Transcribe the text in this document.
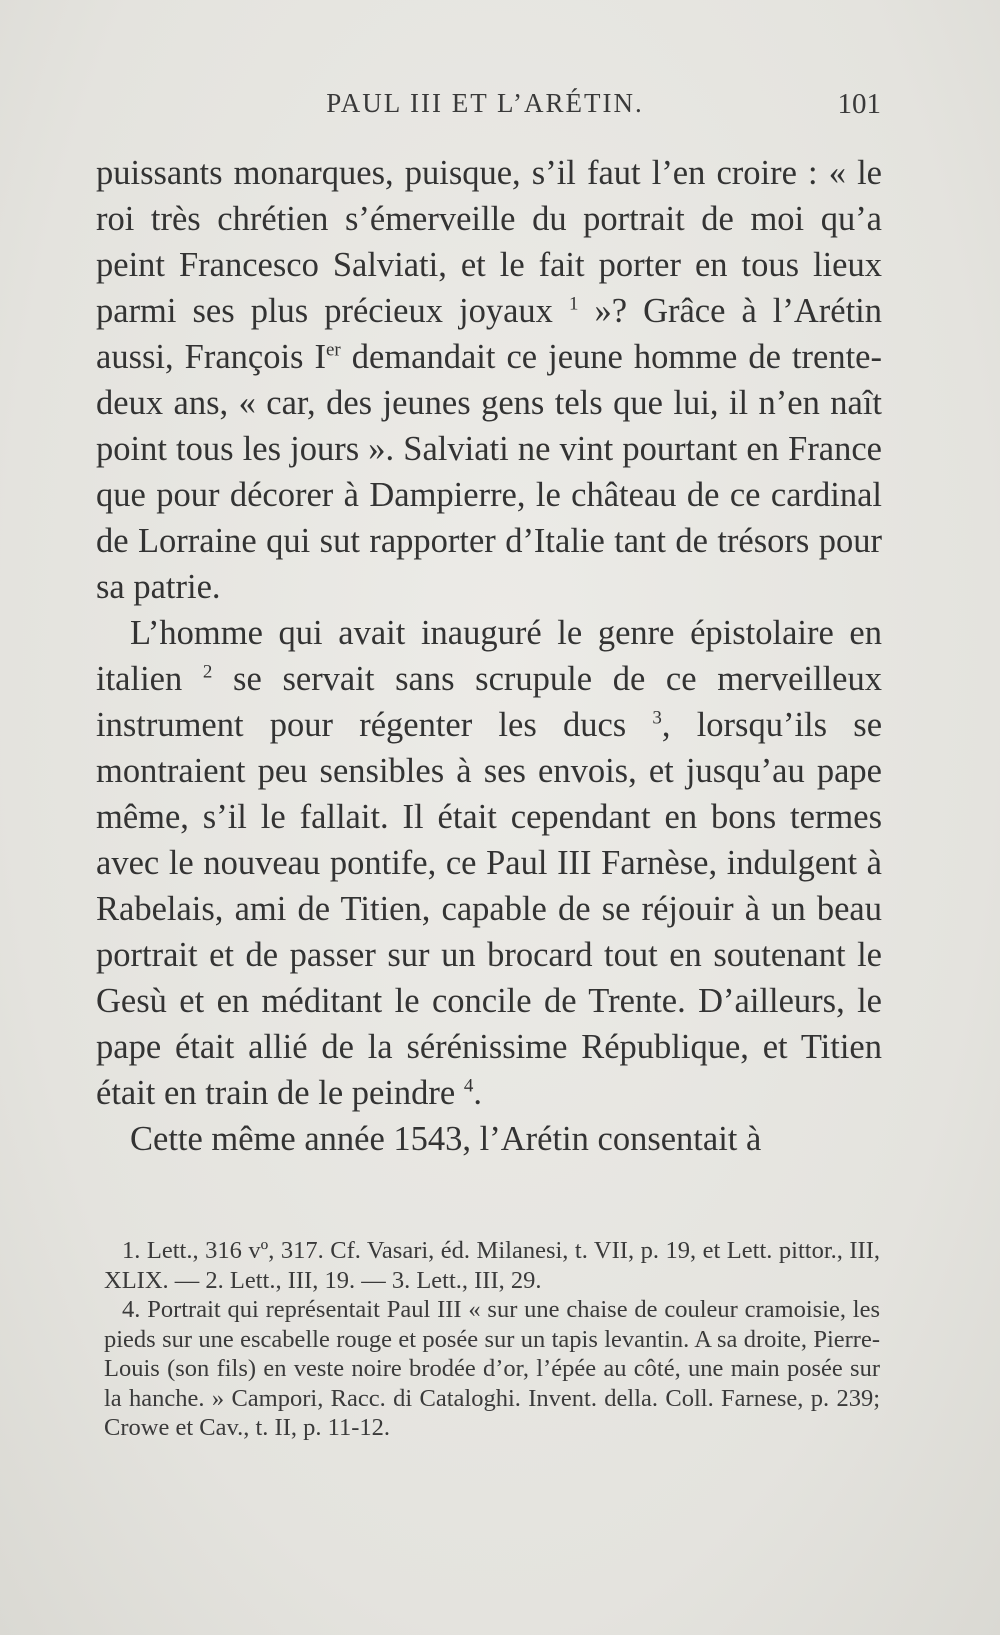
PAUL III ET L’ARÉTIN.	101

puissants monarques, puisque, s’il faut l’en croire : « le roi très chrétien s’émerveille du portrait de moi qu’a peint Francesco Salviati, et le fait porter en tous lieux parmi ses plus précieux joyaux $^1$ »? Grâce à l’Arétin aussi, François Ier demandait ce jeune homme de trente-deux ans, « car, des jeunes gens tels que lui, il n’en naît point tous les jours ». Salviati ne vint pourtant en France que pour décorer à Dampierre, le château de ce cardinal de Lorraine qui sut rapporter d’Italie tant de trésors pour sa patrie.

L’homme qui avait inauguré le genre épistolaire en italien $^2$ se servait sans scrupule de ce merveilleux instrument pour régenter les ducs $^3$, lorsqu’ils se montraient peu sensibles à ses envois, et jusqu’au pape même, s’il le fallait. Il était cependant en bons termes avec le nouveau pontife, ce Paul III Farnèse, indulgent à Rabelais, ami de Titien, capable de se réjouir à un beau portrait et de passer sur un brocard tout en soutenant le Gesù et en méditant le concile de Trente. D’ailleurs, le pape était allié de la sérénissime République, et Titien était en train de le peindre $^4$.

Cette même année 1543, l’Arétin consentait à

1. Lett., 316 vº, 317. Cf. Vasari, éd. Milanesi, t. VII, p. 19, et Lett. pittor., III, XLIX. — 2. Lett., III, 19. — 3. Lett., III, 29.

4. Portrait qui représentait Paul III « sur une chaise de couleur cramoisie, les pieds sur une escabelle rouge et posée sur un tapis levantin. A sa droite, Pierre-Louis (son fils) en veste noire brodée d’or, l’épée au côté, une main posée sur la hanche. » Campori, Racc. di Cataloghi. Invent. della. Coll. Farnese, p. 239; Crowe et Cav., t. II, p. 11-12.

========================================

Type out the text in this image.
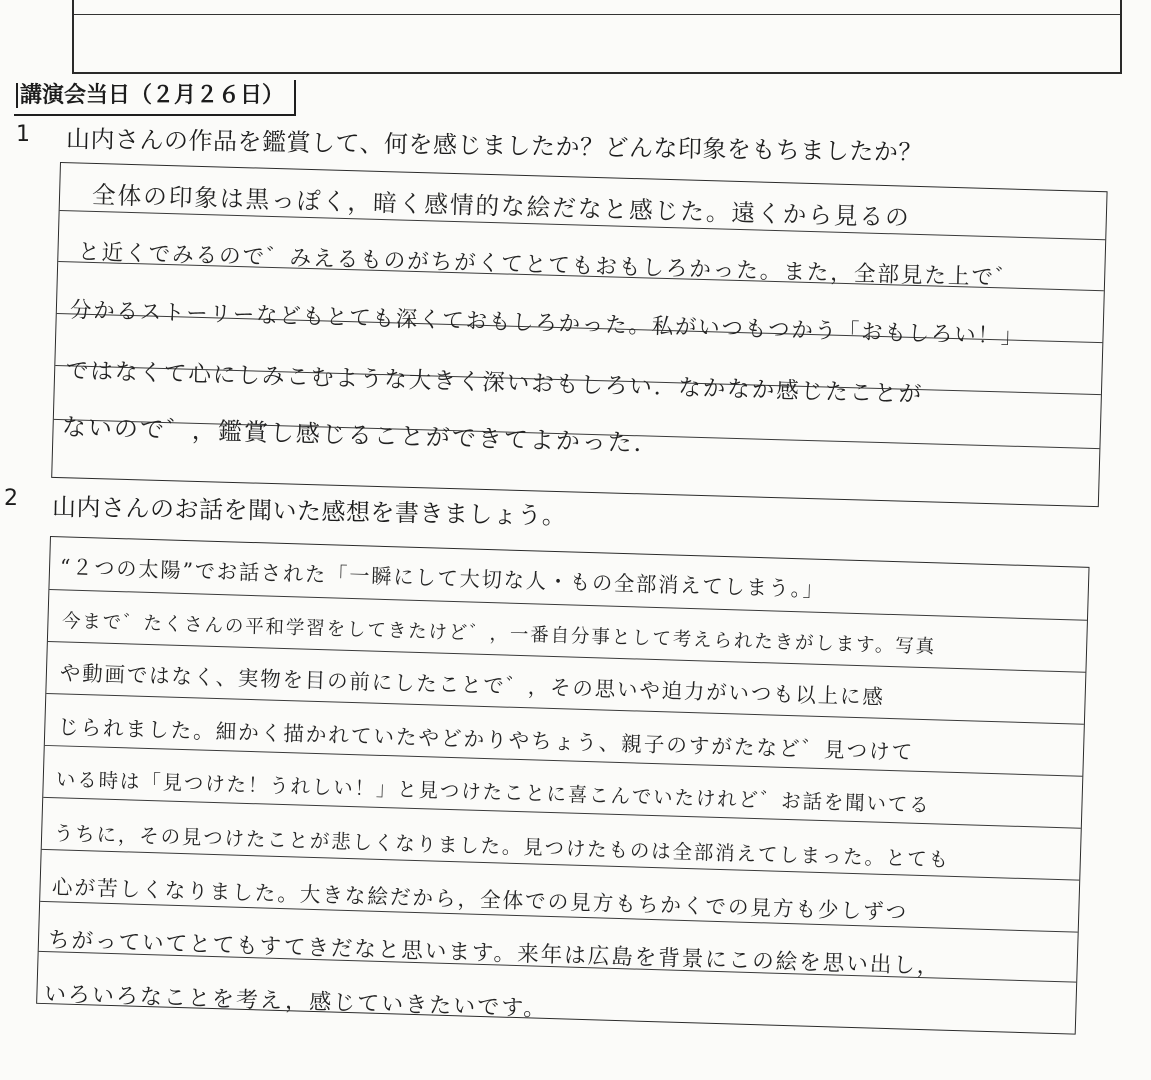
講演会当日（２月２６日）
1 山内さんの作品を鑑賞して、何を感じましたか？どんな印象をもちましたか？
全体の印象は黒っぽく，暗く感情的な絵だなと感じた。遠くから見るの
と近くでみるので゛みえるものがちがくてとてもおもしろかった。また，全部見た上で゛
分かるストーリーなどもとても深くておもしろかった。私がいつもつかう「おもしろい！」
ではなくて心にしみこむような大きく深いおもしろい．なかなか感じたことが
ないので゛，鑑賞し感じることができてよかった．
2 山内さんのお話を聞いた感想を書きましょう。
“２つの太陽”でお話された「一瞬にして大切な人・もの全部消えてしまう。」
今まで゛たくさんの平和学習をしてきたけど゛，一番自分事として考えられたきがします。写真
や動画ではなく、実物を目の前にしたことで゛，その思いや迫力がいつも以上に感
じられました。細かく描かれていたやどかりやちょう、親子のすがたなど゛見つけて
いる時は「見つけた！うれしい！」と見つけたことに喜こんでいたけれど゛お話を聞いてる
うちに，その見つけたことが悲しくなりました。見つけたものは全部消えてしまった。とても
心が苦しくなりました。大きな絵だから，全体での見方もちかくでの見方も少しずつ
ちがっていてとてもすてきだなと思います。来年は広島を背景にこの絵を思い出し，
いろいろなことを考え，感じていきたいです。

========================================

### Task
From the entries above, copy every line containing the word "pour".

### Full solution
puissants monarques, puisque, s’il faut l’en croire : « le roi très chrétien s’émerveille du portrait de moi qu’a peint Francesco Salviati, et le fait porter en tous lieux parmi ses plus précieux joyaux $^1$ »? Grâce à l’Arétin aussi, François Ier demandait ce jeune homme de trente-deux ans, « car, des jeunes gens tels que lui, il n’en naît point tous les jours ». Salviati ne vint pourtant en France que pour décorer à Dampierre, le château de ce cardinal de Lorraine qui sut rapporter d’Italie tant de trésors pour sa patrie.
L’homme qui avait inauguré le genre épistolaire en italien $^2$ se servait sans scrupule de ce merveilleux instrument pour régenter les ducs $^3$, lorsqu’ils se montraient peu sensibles à ses envois, et jusqu’au pape même, s’il le fallait. Il était cependant en bons termes avec le nouveau pontife, ce Paul III Farnèse, indulgent à Rabelais, ami de Titien, capable de se réjouir à un beau portrait et de passer sur un brocard tout en soutenant le Gesù et en méditant le concile de Trente. D’ailleurs, le pape était allié de la sérénissime République, et Titien était en train de le peindre $^4$.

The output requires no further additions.